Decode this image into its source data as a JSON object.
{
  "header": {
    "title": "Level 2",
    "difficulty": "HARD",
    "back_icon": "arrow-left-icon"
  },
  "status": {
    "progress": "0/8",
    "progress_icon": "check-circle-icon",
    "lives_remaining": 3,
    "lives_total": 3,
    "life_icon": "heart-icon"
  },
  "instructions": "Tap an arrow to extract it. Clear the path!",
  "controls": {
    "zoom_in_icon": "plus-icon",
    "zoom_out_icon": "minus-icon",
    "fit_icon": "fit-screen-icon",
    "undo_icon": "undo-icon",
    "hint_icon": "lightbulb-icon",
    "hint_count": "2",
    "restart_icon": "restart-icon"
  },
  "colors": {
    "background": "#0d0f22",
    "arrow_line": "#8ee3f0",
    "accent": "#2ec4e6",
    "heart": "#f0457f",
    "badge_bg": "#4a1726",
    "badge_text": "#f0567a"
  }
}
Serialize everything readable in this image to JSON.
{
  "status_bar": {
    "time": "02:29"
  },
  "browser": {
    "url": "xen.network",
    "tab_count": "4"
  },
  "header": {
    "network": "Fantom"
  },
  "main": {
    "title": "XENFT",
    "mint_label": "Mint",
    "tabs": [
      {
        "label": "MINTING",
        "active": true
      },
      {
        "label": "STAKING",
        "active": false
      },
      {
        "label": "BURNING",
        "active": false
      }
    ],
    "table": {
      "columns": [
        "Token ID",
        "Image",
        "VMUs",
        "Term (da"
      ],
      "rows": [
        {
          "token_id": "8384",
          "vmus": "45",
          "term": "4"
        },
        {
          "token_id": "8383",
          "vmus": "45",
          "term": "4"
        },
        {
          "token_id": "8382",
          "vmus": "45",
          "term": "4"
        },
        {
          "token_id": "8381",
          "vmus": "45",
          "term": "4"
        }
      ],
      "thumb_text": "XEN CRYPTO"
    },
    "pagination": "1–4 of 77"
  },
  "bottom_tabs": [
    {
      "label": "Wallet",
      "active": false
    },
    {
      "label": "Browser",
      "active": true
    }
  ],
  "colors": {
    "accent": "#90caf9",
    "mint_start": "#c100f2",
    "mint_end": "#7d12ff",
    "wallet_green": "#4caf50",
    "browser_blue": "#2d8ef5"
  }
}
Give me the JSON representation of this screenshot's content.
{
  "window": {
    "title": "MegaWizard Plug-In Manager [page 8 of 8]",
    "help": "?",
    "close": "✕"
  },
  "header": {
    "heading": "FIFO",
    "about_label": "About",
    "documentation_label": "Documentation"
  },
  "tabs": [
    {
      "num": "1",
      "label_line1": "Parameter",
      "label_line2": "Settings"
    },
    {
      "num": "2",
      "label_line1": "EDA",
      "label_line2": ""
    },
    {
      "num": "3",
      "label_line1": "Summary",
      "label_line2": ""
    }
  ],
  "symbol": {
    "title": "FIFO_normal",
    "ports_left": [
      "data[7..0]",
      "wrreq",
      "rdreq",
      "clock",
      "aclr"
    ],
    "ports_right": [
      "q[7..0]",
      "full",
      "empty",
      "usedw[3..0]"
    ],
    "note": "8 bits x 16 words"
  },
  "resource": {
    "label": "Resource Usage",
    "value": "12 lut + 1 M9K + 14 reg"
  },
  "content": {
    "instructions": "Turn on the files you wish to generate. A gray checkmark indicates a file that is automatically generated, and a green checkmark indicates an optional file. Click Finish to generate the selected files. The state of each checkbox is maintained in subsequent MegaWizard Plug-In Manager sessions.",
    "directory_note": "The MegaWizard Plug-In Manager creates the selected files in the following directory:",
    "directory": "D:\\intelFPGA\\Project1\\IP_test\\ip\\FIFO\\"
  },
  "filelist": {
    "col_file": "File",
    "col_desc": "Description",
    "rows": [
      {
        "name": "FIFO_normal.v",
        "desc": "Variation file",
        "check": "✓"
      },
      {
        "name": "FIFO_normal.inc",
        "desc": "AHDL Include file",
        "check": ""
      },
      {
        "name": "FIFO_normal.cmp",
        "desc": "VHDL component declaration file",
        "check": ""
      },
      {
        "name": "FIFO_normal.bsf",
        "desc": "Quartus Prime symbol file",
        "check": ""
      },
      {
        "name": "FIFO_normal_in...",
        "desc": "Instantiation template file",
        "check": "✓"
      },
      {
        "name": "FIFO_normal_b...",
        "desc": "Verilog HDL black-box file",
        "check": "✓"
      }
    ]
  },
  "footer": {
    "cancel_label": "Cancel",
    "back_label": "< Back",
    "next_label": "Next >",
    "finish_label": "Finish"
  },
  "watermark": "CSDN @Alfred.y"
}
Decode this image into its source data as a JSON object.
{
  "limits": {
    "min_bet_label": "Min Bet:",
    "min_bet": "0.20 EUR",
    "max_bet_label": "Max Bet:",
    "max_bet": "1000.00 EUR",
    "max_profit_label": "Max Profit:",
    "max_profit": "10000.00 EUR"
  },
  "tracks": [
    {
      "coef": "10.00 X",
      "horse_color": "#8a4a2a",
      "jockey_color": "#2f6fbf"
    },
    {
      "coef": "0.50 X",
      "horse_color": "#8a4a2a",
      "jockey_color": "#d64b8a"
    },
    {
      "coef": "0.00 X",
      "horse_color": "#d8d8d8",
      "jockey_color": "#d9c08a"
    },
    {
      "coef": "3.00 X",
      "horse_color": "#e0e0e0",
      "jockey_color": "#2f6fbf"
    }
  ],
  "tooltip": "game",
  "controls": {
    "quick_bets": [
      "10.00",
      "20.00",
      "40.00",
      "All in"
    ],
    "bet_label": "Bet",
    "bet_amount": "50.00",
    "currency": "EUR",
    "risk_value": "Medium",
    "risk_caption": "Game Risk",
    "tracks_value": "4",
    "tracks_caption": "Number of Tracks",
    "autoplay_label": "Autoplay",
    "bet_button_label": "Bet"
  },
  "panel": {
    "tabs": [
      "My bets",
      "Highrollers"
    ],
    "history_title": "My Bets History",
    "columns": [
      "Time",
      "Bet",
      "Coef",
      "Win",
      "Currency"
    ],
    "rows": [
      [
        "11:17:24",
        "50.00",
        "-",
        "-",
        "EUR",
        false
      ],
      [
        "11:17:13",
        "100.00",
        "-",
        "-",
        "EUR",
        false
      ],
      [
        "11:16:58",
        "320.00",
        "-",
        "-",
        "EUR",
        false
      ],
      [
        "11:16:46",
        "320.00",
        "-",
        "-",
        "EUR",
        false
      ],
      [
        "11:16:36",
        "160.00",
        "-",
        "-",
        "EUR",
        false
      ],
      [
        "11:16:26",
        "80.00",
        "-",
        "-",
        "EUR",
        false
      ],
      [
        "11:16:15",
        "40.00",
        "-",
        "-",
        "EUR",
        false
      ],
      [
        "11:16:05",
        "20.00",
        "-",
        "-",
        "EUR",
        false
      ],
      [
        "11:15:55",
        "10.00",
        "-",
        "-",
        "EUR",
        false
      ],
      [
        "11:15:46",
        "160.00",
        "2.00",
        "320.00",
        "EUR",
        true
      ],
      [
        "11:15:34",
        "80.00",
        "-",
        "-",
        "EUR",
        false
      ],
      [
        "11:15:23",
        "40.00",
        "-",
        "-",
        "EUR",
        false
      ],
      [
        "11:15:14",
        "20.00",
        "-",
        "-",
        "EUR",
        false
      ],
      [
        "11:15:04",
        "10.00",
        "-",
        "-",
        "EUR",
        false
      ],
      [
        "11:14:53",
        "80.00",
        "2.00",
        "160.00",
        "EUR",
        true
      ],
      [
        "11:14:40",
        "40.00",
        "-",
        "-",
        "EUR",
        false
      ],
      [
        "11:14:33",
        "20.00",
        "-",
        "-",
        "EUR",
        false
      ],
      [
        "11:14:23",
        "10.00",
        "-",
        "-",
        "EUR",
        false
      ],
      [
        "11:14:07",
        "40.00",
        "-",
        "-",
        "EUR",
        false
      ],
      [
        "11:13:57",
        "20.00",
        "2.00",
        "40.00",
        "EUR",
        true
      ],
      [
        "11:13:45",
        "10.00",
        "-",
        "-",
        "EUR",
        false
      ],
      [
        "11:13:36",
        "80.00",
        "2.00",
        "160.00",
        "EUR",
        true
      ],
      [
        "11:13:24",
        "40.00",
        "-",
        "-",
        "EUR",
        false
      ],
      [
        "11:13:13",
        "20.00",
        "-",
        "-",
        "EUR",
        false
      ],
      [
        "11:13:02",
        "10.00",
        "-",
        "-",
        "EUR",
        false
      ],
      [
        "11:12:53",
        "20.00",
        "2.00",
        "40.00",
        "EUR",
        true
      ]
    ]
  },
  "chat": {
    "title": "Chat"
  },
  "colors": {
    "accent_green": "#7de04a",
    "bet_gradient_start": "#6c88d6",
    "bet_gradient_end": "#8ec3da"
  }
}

════════

» **PROBLEM STATEMENT**: Pull out all lines containing "symbol".

» **OUTPUT FOR THIS EXERCISE**:
  "symbol": {
        "desc": "Quartus Prime symbol file",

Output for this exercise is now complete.